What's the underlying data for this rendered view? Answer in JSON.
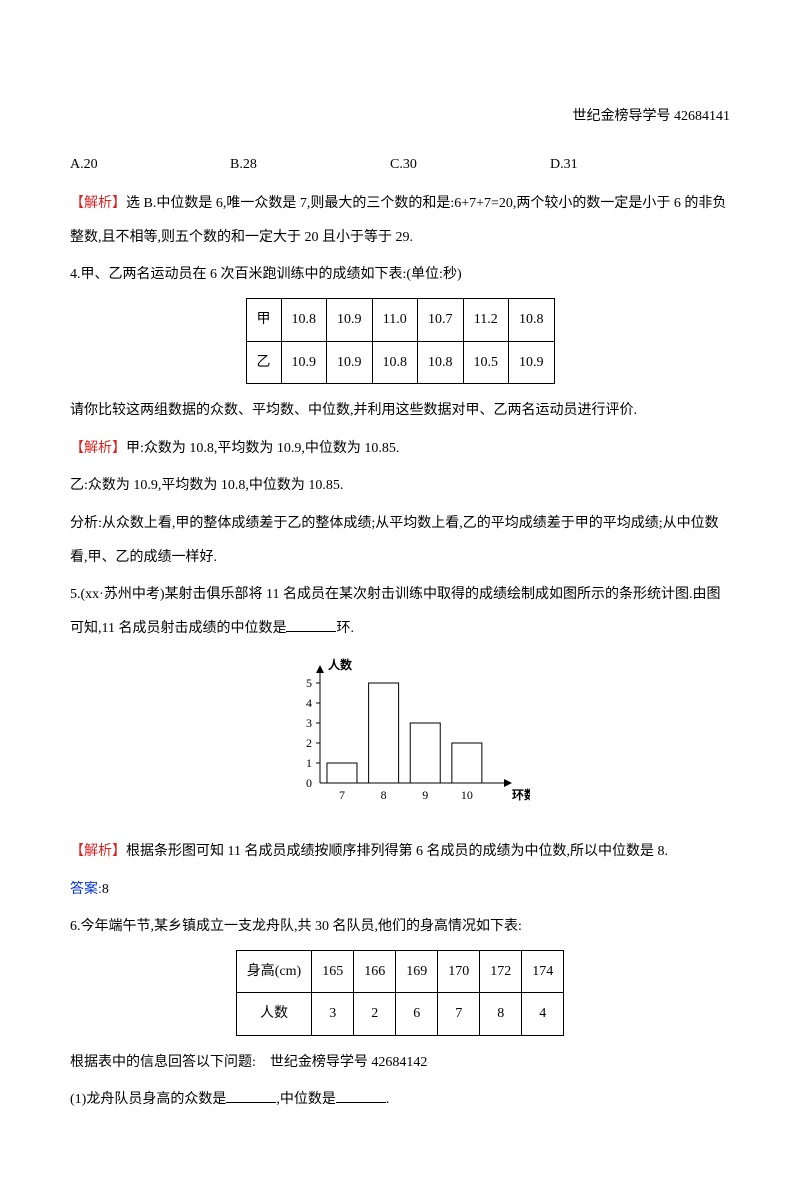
{
  "header_right": "世纪金榜导学号 42684141",
  "q3": {
    "options": {
      "a": "A.20",
      "b": "B.28",
      "c": "C.30",
      "d": "D.31"
    },
    "analysis_label": "【解析】",
    "analysis_text": "选 B.中位数是 6,唯一众数是 7,则最大的三个数的和是:6+7+7=20,两个较小的数一定是小于 6 的非负整数,且不相等,则五个数的和一定大于 20 且小于等于 29."
  },
  "q4": {
    "stem": "4.甲、乙两名运动员在 6 次百米跑训练中的成绩如下表:(单位:秒)",
    "table": {
      "row1_label": "甲",
      "row1": [
        "10.8",
        "10.9",
        "11.0",
        "10.7",
        "11.2",
        "10.8"
      ],
      "row2_label": "乙",
      "row2": [
        "10.9",
        "10.9",
        "10.8",
        "10.8",
        "10.5",
        "10.9"
      ]
    },
    "ask": "请你比较这两组数据的众数、平均数、中位数,并利用这些数据对甲、乙两名运动员进行评价.",
    "analysis_label": "【解析】",
    "line1": "甲:众数为 10.8,平均数为 10.9,中位数为 10.85.",
    "line2": "乙:众数为 10.9,平均数为 10.8,中位数为 10.85.",
    "line3": "分析:从众数上看,甲的整体成绩差于乙的整体成绩;从平均数上看,乙的平均成绩差于甲的平均成绩;从中位数看,甲、乙的成绩一样好."
  },
  "q5": {
    "stem": "5.(xx·苏州中考)某射击俱乐部将 11 名成员在某次射击训练中取得的成绩绘制成如图所示的条形统计图.由图可知,11 名成员射击成绩的中位数是",
    "stem_tail": "环.",
    "chart": {
      "type": "bar",
      "ylabel": "人数",
      "xlabel": "环数",
      "categories": [
        "7",
        "8",
        "9",
        "10"
      ],
      "values": [
        1,
        5,
        3,
        2
      ],
      "ylim": [
        0,
        5
      ],
      "ytick_step": 1,
      "bar_color": "#ffffff",
      "bar_border": "#000000",
      "axis_color": "#000000",
      "font_size": 12
    },
    "analysis_label": "【解析】",
    "analysis_text": "根据条形图可知 11 名成员成绩按顺序排列得第 6 名成员的成绩为中位数,所以中位数是 8.",
    "answer_label": "答案:",
    "answer_value": "8"
  },
  "q6": {
    "stem": "6.今年端午节,某乡镇成立一支龙舟队,共 30 名队员,他们的身高情况如下表:",
    "table": {
      "col_header": "身高(cm)",
      "cols": [
        "165",
        "166",
        "169",
        "170",
        "172",
        "174"
      ],
      "row_header": "人数",
      "row": [
        "3",
        "2",
        "6",
        "7",
        "8",
        "4"
      ]
    },
    "ask1": "根据表中的信息回答以下问题:　世纪金榜导学号 42684142",
    "ask2_a": "(1)龙舟队员身高的众数是",
    "ask2_b": ",中位数是",
    "ask2_c": "."
  }
}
◆ ◆ ◆
### Exercise task
Pull out every line of the records above that contains the word "中位数为".

### Written response
    "line1": "甲:众数为 10.8,平均数为 10.9,中位数为 10.85.",
    "line2": "乙:众数为 10.9,平均数为 10.8,中位数为 10.85.",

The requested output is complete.